-- start Given data --
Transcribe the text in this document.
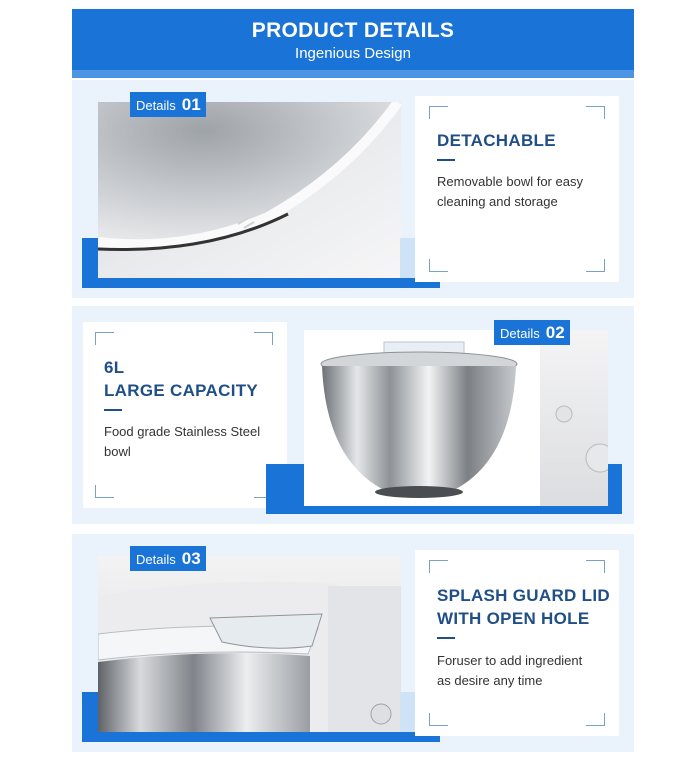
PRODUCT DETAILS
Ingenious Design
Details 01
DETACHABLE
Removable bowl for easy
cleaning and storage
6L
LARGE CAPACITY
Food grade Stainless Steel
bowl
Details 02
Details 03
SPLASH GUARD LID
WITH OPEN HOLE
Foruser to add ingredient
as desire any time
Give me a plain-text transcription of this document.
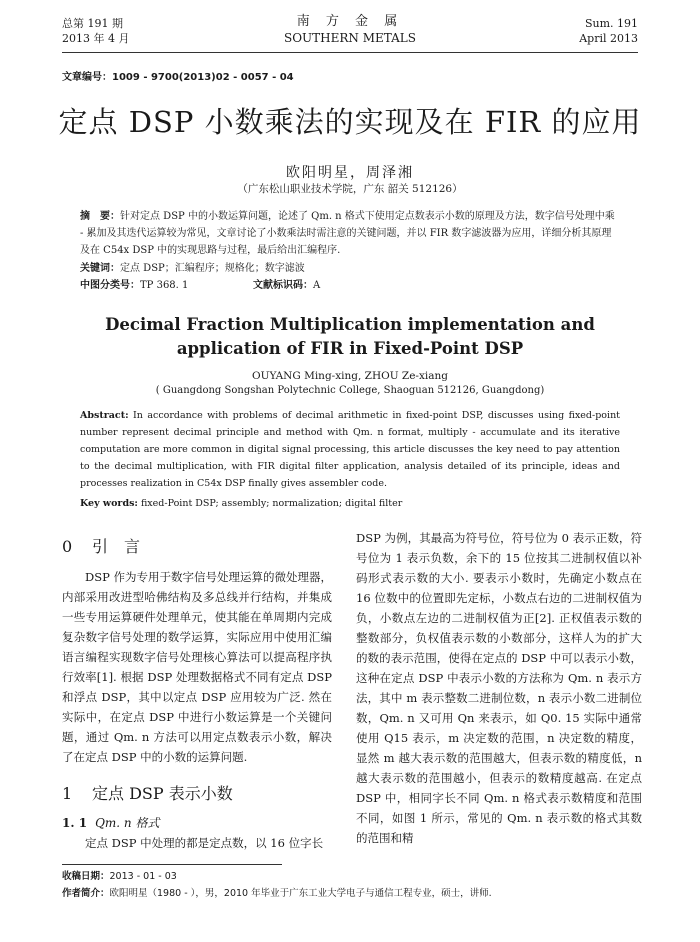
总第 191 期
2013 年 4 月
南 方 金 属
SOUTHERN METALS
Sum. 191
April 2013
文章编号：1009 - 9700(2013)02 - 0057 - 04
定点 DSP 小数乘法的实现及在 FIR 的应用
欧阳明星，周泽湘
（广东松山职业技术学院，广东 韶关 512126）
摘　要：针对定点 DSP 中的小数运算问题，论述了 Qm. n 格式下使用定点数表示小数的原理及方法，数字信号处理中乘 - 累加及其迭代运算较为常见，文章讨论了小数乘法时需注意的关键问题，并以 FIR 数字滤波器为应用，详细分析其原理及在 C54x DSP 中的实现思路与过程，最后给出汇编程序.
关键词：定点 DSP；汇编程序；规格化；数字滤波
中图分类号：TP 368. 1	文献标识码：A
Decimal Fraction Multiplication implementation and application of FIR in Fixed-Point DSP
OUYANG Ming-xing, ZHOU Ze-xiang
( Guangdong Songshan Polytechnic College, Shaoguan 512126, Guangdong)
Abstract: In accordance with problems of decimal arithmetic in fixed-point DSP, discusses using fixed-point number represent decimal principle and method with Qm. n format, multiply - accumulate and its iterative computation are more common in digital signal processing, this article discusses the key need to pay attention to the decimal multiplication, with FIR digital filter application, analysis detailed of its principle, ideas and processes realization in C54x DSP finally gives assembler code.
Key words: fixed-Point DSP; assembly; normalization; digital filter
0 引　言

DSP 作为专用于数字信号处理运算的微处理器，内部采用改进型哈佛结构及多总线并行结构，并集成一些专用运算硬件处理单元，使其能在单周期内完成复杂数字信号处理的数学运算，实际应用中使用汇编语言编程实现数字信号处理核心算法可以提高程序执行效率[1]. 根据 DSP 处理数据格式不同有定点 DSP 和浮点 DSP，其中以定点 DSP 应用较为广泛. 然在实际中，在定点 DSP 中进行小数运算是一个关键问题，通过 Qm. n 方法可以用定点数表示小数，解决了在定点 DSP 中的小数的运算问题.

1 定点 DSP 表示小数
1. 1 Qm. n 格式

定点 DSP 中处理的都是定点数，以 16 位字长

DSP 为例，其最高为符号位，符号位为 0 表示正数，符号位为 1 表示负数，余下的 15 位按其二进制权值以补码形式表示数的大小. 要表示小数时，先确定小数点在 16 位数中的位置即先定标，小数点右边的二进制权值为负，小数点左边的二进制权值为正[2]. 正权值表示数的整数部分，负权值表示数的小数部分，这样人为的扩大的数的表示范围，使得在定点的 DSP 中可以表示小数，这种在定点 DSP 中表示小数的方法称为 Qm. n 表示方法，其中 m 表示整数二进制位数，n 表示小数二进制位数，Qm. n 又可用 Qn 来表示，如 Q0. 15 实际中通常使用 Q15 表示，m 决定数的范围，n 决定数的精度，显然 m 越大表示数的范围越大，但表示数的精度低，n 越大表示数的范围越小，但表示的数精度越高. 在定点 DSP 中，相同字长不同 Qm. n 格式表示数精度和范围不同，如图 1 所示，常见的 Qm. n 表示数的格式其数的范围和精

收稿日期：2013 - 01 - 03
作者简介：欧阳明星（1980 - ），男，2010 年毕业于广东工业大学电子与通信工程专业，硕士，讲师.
-- end Given data --
-- start Given data --
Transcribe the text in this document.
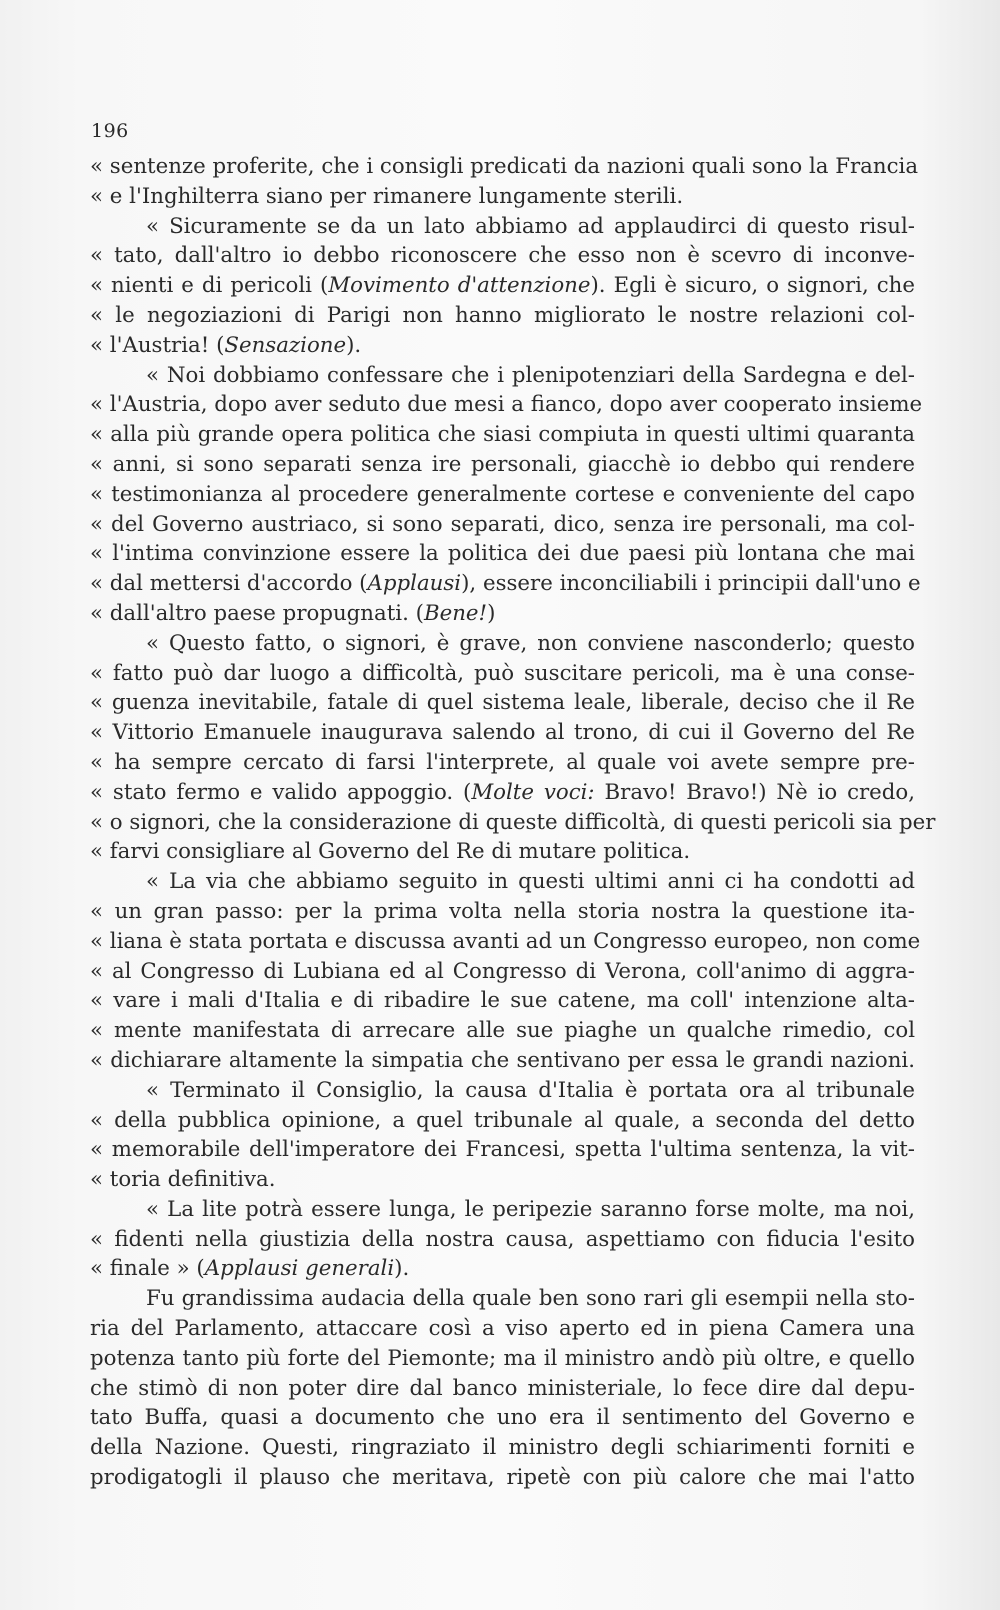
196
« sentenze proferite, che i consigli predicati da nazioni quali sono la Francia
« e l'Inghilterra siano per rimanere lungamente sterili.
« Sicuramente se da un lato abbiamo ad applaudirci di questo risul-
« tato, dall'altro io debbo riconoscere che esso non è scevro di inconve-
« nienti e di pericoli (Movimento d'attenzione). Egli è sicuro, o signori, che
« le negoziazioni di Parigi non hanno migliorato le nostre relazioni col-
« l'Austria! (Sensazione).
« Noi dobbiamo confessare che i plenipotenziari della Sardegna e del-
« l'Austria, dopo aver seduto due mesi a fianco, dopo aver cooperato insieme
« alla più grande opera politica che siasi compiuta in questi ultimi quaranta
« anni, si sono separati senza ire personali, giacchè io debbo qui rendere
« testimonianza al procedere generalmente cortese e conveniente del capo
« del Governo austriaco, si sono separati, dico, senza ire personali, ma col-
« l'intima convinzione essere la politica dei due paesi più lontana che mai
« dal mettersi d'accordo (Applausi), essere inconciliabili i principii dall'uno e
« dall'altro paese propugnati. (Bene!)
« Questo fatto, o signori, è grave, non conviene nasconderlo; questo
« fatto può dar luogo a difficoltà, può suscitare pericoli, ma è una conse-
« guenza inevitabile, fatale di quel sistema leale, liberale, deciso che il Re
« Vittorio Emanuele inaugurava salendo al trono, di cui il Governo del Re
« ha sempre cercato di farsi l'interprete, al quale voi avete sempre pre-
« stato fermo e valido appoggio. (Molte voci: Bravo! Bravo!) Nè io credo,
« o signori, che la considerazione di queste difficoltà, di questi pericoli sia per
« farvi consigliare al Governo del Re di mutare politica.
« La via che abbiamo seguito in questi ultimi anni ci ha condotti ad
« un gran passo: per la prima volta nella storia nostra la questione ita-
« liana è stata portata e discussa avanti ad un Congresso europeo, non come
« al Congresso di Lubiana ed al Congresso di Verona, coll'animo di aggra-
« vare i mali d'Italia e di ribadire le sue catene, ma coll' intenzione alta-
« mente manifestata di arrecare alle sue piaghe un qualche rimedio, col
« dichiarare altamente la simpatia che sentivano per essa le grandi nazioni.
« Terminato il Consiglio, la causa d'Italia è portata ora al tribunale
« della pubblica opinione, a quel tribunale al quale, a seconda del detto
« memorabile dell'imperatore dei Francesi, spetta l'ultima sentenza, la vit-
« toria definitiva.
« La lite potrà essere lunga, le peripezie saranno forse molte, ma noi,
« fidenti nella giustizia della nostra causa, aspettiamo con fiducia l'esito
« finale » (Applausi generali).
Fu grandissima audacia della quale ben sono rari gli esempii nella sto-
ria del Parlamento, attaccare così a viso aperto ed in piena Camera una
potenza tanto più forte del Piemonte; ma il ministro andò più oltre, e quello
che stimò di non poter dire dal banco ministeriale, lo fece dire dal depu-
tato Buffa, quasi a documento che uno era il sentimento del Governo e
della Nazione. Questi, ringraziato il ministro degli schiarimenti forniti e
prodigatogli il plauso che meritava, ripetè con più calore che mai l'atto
-- end Given data --
Pick out each line above that includes "anni" and show it.

- **Response to the task**
« anni, si sono separati senza ire personali, giacchè io debbo qui rendere
« La via che abbiamo seguito in questi ultimi anni ci ha condotti ad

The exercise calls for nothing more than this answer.